◆ **Your task**
Set out each line from the following listing that includes the word "color".

◆ **Records to process**
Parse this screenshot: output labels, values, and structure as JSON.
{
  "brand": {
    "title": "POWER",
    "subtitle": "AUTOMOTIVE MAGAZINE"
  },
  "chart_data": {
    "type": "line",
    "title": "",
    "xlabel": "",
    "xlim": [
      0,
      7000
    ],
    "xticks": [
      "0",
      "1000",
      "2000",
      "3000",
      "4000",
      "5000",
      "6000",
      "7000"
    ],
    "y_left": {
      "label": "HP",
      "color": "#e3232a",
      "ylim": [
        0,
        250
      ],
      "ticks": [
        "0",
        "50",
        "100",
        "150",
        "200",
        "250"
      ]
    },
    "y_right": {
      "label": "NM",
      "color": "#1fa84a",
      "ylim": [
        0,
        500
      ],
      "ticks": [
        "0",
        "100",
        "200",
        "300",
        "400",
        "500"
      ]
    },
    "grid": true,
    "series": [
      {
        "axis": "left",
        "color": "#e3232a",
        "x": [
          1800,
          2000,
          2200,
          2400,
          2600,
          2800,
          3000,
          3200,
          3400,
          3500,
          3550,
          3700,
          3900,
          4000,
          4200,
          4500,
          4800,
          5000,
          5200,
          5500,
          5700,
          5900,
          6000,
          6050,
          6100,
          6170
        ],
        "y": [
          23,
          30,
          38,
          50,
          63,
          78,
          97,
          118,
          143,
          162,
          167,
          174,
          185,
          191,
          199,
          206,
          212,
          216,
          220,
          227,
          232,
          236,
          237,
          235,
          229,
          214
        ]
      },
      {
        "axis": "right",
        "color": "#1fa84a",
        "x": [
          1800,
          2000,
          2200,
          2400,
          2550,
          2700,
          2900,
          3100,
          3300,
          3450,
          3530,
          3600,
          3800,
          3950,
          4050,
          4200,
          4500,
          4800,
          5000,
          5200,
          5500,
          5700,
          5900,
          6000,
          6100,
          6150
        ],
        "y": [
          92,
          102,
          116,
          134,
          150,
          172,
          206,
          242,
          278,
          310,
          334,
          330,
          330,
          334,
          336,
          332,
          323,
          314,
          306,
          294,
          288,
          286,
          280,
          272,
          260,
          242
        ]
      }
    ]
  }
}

◆ **Solved exercise**
      "color": "#e3232a",
      "color": "#1fa84a",
        "color": "#e3232a",
        "color": "#1fa84a",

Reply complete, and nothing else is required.